* _Written request_
Write the material out again exactly.

* _Dataset extract_
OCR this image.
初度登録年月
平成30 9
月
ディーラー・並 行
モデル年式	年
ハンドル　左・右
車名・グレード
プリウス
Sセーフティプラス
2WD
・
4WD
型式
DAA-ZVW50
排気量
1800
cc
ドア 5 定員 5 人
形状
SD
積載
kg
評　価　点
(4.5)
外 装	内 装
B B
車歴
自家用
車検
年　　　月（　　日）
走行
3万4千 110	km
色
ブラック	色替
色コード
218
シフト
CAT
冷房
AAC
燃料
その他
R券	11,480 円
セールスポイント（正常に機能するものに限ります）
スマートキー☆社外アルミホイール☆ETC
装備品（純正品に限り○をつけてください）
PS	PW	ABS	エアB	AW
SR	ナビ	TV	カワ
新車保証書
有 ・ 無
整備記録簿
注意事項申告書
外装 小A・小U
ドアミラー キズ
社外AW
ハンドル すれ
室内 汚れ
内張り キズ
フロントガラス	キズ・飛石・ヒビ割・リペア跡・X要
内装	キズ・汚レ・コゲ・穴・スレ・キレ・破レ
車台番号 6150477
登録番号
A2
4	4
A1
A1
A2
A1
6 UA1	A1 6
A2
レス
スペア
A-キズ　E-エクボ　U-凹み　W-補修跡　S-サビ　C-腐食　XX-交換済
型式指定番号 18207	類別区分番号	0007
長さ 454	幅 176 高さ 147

* _Expected output_
OCR this image.
初度登録年月
平成30 9
月
ディーラー・並 行
モデル年式	年
ハンドル　左・右
車名・グレード
プリウス
Sセーフティプラス
2WD
・
4WD
型式
DAA-ZVW50
排気量
1800
cc
ドア 5 定員 5 人
形状
SD
積載
kg
評　価　点
(4.5)
外 装	内 装
B B
車歴
自家用
車検
年　　　月（　　日）
走行
3万4千 110	km
色
ブラック	色替
色コード
218
シフト
CAT
冷房
AAC
燃料
その他
R券	11,480 円
セールスポイント（正常に機能するものに限ります）
スマートキー☆社外アルミホイール☆ETC
装備品（純正品に限り○をつけてください）
PS	PW	ABS	エアB	AW
SR	ナビ	TV	カワ
新車保証書
有 ・ 無
整備記録簿
注意事項申告書
外装 小A・小U
ドアミラー キズ
社外AW
ハンドル すれ
室内 汚れ
内張り キズ
フロントガラス	キズ・飛石・ヒビ割・リペア跡・X要
内装	キズ・汚レ・コゲ・穴・スレ・キレ・破レ
車台番号 6150477
登録番号
A2
4	4
A1
A1
A2
A1
6 UA1	A1 6
A2
レス
スペア
A-キズ　E-エクボ　U-凹み　W-補修跡　S-サビ　C-腐食　XX-交換済
型式指定番号 18207	類別区分番号	0007
長さ 454	幅 176 高さ 147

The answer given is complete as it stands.